### What is asked
State only the number of lines that include "month".

### Available data
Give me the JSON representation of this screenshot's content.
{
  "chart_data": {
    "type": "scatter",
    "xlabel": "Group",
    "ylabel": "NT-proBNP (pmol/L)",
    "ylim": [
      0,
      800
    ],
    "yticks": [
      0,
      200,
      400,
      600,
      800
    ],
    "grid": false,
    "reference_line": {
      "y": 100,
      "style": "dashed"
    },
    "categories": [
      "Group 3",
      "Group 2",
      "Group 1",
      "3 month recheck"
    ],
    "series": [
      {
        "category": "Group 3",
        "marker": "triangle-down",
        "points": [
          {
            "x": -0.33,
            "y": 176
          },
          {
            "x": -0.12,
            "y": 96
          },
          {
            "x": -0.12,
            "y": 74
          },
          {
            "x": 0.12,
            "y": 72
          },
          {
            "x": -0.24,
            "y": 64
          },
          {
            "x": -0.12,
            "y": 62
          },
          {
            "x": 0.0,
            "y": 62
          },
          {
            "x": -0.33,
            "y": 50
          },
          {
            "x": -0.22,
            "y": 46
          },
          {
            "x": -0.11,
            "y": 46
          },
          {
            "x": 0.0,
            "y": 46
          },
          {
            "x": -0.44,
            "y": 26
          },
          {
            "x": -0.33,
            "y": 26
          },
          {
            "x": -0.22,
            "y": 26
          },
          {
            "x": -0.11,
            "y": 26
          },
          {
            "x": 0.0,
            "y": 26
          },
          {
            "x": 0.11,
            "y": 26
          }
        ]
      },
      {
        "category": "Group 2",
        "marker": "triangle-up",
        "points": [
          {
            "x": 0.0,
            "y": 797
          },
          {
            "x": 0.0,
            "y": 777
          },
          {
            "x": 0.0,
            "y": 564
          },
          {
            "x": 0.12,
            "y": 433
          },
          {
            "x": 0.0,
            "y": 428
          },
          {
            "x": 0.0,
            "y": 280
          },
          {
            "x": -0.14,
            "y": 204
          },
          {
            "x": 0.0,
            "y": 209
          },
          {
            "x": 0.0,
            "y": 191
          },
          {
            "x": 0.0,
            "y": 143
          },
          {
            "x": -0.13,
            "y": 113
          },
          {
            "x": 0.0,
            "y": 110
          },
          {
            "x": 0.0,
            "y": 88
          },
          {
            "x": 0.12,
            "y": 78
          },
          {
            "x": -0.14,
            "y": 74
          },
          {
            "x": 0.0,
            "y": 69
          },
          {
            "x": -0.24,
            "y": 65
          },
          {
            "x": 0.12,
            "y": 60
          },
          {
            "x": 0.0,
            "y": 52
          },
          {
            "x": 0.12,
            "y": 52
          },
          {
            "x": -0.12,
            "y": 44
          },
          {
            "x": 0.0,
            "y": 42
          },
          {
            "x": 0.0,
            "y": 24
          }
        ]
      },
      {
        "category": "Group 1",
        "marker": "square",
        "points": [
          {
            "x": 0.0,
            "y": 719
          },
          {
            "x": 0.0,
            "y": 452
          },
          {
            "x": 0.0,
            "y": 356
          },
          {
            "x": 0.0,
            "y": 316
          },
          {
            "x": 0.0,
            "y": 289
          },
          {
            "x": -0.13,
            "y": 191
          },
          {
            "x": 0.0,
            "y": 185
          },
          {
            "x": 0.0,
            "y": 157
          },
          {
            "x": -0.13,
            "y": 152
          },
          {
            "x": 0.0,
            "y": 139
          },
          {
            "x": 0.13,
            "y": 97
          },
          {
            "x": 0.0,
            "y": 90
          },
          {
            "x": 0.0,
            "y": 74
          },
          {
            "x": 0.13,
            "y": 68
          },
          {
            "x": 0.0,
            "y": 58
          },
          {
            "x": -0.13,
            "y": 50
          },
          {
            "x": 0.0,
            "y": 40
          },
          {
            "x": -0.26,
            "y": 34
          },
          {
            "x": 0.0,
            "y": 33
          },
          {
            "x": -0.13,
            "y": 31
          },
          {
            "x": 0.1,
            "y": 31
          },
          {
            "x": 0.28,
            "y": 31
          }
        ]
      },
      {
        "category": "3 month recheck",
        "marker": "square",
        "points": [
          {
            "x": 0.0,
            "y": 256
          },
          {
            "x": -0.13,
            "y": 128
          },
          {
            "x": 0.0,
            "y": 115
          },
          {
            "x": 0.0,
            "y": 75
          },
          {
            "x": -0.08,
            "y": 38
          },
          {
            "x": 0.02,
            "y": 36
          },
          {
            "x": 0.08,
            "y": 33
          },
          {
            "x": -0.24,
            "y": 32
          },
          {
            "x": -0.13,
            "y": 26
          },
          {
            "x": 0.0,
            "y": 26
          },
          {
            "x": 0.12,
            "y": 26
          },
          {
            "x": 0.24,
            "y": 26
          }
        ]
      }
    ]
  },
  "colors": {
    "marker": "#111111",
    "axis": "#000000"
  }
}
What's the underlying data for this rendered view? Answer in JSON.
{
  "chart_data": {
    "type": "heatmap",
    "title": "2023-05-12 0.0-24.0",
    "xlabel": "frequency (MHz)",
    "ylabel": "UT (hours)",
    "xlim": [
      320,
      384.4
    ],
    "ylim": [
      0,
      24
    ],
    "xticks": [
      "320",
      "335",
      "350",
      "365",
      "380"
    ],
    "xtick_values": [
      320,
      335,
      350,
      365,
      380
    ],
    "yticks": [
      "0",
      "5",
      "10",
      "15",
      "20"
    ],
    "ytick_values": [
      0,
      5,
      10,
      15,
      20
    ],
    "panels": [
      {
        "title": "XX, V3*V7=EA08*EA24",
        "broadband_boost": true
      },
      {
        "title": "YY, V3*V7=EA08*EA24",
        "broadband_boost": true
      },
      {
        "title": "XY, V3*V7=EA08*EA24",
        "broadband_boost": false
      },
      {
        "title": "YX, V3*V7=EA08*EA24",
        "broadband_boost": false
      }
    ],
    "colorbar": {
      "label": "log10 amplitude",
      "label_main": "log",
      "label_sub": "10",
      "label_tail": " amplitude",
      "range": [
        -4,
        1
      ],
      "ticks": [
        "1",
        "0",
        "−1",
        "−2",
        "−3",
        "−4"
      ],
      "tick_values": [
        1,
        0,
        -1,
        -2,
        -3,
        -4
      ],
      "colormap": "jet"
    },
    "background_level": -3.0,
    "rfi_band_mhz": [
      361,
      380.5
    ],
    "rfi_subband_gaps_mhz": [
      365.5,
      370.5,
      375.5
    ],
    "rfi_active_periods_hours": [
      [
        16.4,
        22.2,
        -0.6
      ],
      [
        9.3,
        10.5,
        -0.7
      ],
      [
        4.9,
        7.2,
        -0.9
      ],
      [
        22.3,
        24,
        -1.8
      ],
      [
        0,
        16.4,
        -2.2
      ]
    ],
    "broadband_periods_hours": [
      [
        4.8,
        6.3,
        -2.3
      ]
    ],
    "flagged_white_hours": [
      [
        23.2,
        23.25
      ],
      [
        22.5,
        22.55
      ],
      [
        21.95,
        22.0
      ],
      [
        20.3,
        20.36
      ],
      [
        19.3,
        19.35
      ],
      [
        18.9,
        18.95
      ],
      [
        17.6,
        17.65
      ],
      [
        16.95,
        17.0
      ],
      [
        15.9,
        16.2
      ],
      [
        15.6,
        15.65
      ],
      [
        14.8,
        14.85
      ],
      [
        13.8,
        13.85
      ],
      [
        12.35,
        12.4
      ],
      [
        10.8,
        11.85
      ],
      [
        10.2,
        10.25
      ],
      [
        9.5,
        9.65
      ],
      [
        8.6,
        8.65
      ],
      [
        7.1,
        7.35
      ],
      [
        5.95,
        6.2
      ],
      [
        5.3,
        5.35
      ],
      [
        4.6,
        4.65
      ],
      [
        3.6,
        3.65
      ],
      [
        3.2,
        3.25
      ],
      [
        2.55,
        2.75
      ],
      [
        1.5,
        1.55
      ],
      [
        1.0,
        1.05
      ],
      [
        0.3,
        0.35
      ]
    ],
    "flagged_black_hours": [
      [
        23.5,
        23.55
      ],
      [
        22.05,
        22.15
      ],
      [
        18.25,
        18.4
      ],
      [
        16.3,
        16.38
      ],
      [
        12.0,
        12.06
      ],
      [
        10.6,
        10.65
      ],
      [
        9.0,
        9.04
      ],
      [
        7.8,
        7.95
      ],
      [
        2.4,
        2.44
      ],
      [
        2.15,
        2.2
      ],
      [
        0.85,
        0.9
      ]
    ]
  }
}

### Result
2